**What the task asks**
In the records below, pick out all lines containing the word "Burger".

■ ■ ■

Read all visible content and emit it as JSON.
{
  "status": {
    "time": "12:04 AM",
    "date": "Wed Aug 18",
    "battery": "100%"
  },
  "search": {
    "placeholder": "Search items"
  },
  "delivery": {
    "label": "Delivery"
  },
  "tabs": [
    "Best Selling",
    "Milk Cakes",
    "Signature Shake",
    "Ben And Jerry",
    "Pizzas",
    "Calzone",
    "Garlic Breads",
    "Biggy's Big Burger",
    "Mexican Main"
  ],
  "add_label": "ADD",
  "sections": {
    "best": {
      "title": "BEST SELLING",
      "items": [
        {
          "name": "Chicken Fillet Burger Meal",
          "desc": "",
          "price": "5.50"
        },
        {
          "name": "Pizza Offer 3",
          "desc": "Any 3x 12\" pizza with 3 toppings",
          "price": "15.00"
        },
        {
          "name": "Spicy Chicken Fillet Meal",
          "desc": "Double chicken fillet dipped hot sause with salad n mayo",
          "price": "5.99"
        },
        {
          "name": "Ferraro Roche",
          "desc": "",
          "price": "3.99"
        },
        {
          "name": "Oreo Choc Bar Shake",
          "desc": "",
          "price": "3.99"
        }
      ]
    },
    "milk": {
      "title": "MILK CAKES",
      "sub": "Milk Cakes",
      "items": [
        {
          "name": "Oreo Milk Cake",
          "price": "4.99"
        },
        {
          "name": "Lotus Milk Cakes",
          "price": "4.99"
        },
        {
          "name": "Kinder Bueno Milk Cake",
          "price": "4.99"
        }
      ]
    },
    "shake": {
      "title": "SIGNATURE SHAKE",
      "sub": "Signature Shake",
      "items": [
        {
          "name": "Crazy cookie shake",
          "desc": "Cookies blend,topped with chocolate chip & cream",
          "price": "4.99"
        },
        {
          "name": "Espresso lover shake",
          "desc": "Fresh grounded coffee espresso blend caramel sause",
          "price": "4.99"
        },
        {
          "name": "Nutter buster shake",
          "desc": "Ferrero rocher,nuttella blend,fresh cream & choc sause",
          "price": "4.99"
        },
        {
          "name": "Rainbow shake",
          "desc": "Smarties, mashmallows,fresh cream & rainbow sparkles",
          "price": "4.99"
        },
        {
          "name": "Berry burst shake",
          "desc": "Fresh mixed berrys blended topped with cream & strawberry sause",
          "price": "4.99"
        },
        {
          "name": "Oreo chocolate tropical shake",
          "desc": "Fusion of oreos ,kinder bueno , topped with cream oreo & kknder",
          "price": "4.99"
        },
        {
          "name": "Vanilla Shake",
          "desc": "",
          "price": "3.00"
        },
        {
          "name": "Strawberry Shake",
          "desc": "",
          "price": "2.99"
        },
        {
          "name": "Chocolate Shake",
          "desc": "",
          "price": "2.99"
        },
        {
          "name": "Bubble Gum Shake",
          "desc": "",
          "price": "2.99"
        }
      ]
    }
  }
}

■ ■ ■

**Complete output**
    "Biggy's Big Burger",
          "name": "Chicken Fillet Burger Meal",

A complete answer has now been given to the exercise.